▶ Written task
In the entries that follow, find the word "JSON" and report each line it is on.
— Begin The records —
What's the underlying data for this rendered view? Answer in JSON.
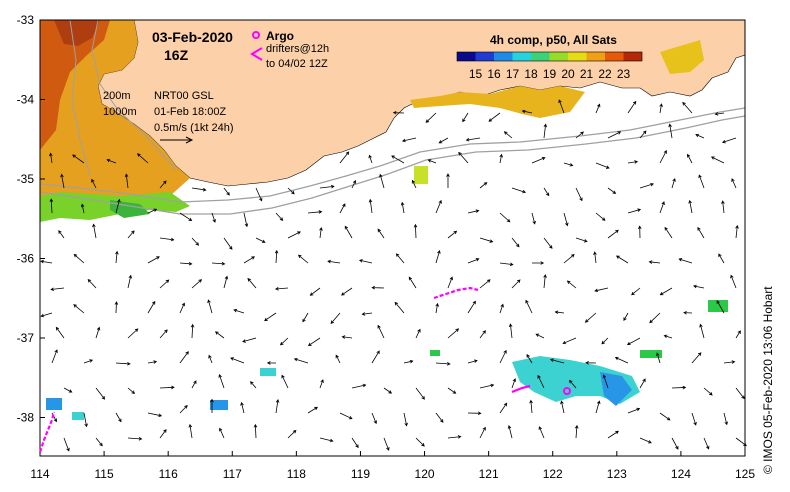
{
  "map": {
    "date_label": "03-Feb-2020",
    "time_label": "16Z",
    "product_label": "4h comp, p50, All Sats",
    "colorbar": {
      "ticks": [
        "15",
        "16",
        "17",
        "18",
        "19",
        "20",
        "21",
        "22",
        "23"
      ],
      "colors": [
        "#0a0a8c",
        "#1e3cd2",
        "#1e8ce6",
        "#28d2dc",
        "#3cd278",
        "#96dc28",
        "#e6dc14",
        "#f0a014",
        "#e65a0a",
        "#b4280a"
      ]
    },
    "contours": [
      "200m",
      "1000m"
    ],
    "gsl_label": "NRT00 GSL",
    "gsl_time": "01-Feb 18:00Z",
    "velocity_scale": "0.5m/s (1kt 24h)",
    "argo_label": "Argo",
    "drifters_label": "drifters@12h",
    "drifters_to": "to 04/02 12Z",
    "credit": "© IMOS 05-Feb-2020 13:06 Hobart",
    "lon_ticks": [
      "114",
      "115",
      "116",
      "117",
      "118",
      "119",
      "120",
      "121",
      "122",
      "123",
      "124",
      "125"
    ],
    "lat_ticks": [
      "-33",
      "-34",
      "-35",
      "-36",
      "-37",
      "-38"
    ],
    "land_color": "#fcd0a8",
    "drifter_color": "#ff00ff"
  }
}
— End The records —
— Begin The records —
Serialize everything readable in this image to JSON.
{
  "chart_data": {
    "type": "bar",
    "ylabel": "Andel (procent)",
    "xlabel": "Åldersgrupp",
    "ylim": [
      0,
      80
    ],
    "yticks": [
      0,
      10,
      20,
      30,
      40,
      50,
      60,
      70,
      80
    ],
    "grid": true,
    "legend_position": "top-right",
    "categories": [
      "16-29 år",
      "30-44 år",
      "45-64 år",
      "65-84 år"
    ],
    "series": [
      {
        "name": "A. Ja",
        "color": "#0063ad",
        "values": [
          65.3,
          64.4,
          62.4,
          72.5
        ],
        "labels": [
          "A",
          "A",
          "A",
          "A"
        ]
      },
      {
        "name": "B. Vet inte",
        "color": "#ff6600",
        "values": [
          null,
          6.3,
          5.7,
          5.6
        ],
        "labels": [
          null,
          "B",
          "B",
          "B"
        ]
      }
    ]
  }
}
— End The records —
▶ Exercise response
What's the underlying data for this rendered view? Answer in JSON.
Serialize everything readable in this image to JSON.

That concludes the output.